Locate all lines in the data below that hold "xlabel" and show them.

— START —

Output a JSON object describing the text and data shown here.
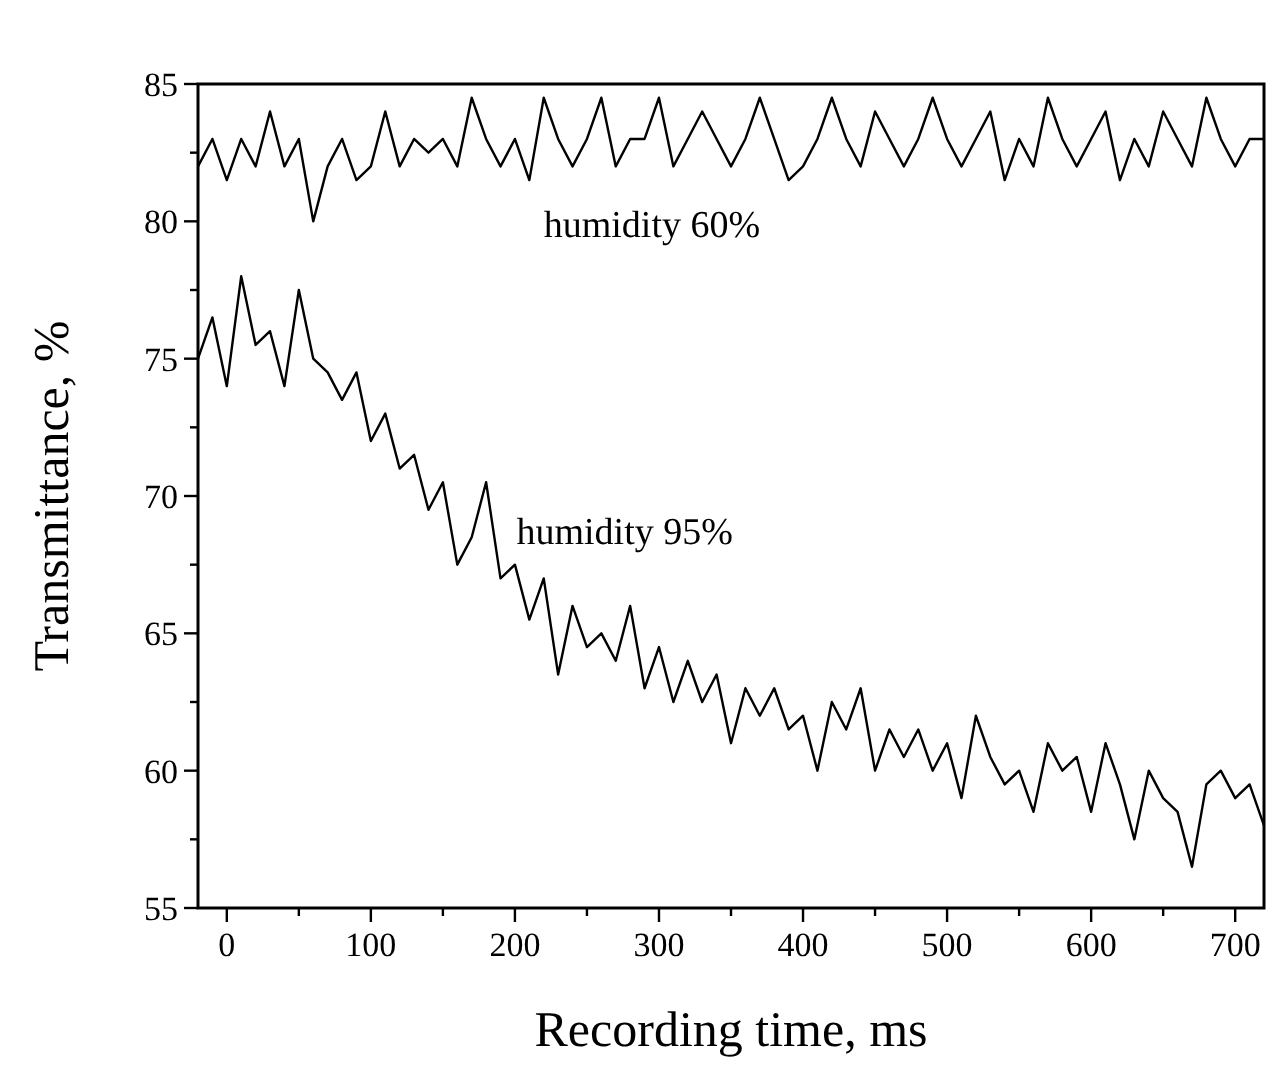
{
  "chart_data": {
    "type": "line",
    "xlabel": "Recording time, ms",
    "ylabel": "Transmittance, %",
    "x": [
      -20,
      -10,
      0,
      10,
      20,
      30,
      40,
      50,
      60,
      70,
      80,
      90,
      100,
      110,
      120,
      130,
      140,
      150,
      160,
      170,
      180,
      190,
      200,
      210,
      220,
      230,
      240,
      250,
      260,
      270,
      280,
      290,
      300,
      310,
      320,
      330,
      340,
      350,
      360,
      370,
      380,
      390,
      400,
      410,
      420,
      430,
      440,
      450,
      460,
      470,
      480,
      490,
      500,
      510,
      520,
      530,
      540,
      550,
      560,
      570,
      580,
      590,
      600,
      610,
      620,
      630,
      640,
      650,
      660,
      670,
      680,
      690,
      700,
      710,
      720
    ],
    "series": [
      {
        "name": "humidity 60%",
        "color": "#000000",
        "values": [
          82,
          83,
          81.5,
          83,
          82,
          84,
          82,
          83,
          80,
          82,
          83,
          81.5,
          82,
          84,
          82,
          83,
          82.5,
          83,
          82,
          84.5,
          83,
          82,
          83,
          81.5,
          84.5,
          83,
          82,
          83,
          84.5,
          82,
          83,
          83,
          84.5,
          82,
          83,
          84,
          83,
          82,
          83,
          84.5,
          83,
          81.5,
          82,
          83,
          84.5,
          83,
          82,
          84,
          83,
          82,
          83,
          84.5,
          83,
          82,
          83,
          84,
          81.5,
          83,
          82,
          84.5,
          83,
          82,
          83,
          84,
          81.5,
          83,
          82,
          84,
          83,
          82,
          84.5,
          83,
          82,
          83,
          83
        ]
      },
      {
        "name": "humidity 95%",
        "color": "#000000",
        "values": [
          75,
          76.5,
          74,
          78,
          75.5,
          76,
          74,
          77.5,
          75,
          74.5,
          73.5,
          74.5,
          72,
          73,
          71,
          71.5,
          69.5,
          70.5,
          67.5,
          68.5,
          70.5,
          67,
          67.5,
          65.5,
          67,
          63.5,
          66,
          64.5,
          65,
          64,
          66,
          63,
          64.5,
          62.5,
          64,
          62.5,
          63.5,
          61,
          63,
          62,
          63,
          61.5,
          62,
          60,
          62.5,
          61.5,
          63,
          60,
          61.5,
          60.5,
          61.5,
          60,
          61,
          59,
          62,
          60.5,
          59.5,
          60,
          58.5,
          61,
          60,
          60.5,
          58.5,
          61,
          59.5,
          57.5,
          60,
          59,
          58.5,
          56.5,
          59.5,
          60,
          59,
          59.5,
          58
        ]
      }
    ],
    "xlim": [
      -20,
      720
    ],
    "xticks": [
      0,
      {
        "value": 50,
        "label": null
      },
      100,
      {
        "value": 150,
        "label": null
      },
      200,
      {
        "value": 250,
        "label": null
      },
      300,
      {
        "value": 350,
        "label": null
      },
      400,
      {
        "value": 450,
        "label": null
      },
      500,
      {
        "value": 550,
        "label": null
      },
      600,
      {
        "value": 650,
        "label": null
      },
      700
    ],
    "ylim": [
      55,
      85
    ],
    "yticks": [
      55,
      {
        "value": 57.5,
        "label": null
      },
      60,
      {
        "value": 62.5,
        "label": null
      },
      65,
      {
        "value": 67.5,
        "label": null
      },
      70,
      {
        "value": 72.5,
        "label": null
      },
      75,
      {
        "value": 77.5,
        "label": null
      },
      80,
      {
        "value": 82.5,
        "label": null
      },
      85
    ],
    "grid": false,
    "marker": "none",
    "line_style": "solid"
  }
}
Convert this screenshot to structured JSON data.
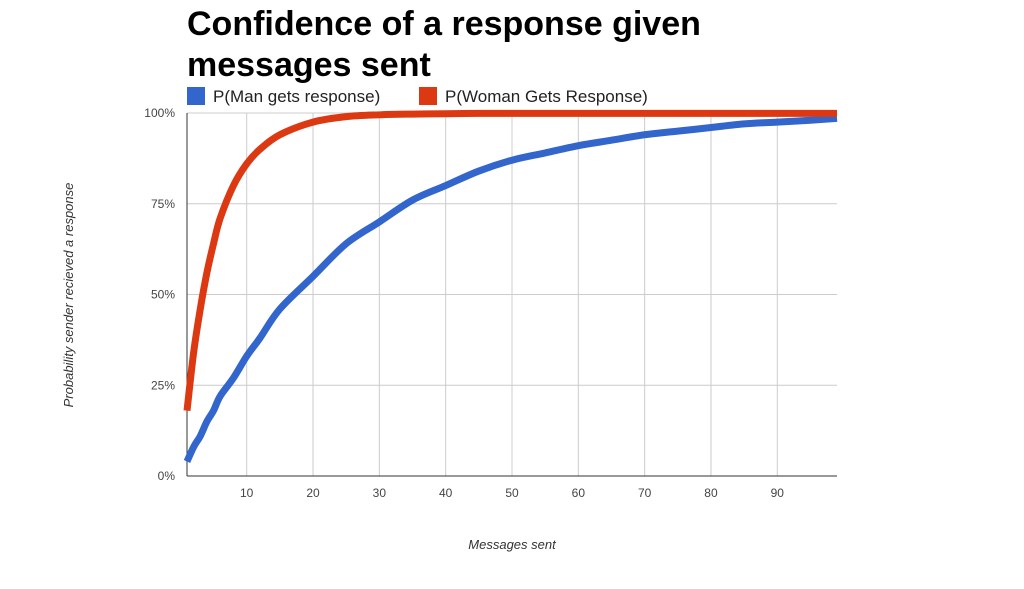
{
  "chart_data": {
    "type": "line",
    "title_lines": [
      "Confidence of a response given",
      "messages sent"
    ],
    "xlabel": "Messages sent",
    "ylabel": "Probability sender recieved a response",
    "xlim": [
      1,
      99
    ],
    "ylim": [
      0,
      100
    ],
    "x_ticks": [
      10,
      20,
      30,
      40,
      50,
      60,
      70,
      80,
      90
    ],
    "x_tick_labels": [
      "10",
      "20",
      "30",
      "40",
      "50",
      "60",
      "70",
      "80",
      "90"
    ],
    "y_ticks": [
      0,
      25,
      50,
      75,
      100
    ],
    "y_tick_labels": [
      "0%",
      "25%",
      "50%",
      "75%",
      "100%"
    ],
    "grid": true,
    "legend_position": "top-left",
    "x": [
      1,
      2,
      3,
      4,
      5,
      6,
      8,
      10,
      12,
      15,
      20,
      25,
      30,
      35,
      40,
      45,
      50,
      55,
      60,
      65,
      70,
      75,
      80,
      85,
      90,
      95,
      99
    ],
    "series": [
      {
        "name": "P(Man gets response)",
        "color": "#3366cc",
        "values": [
          4,
          8,
          11,
          15,
          18,
          22,
          27,
          33,
          38,
          46,
          55,
          64,
          70,
          76,
          80,
          84,
          87,
          89,
          91,
          92.5,
          94,
          95,
          96,
          97,
          97.5,
          98,
          98.5
        ]
      },
      {
        "name": "P(Woman Gets Response)",
        "color": "#dc3912",
        "values": [
          18,
          34,
          46,
          56,
          64,
          71,
          80,
          86,
          90,
          94,
          97.5,
          99,
          99.5,
          99.7,
          99.8,
          99.9,
          99.9,
          99.9,
          99.9,
          99.9,
          99.9,
          99.9,
          99.9,
          99.9,
          99.9,
          99.9,
          99.9
        ]
      }
    ]
  }
}
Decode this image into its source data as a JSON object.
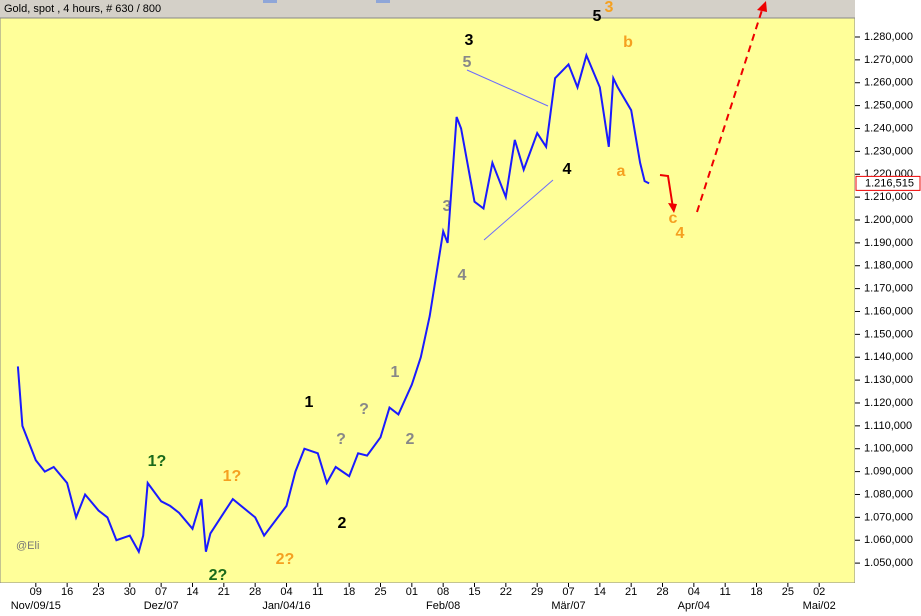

— END —

CORRECT RESULT —
    "xlabel": "Recording time, ms",
    "xlabel": "Messages sent",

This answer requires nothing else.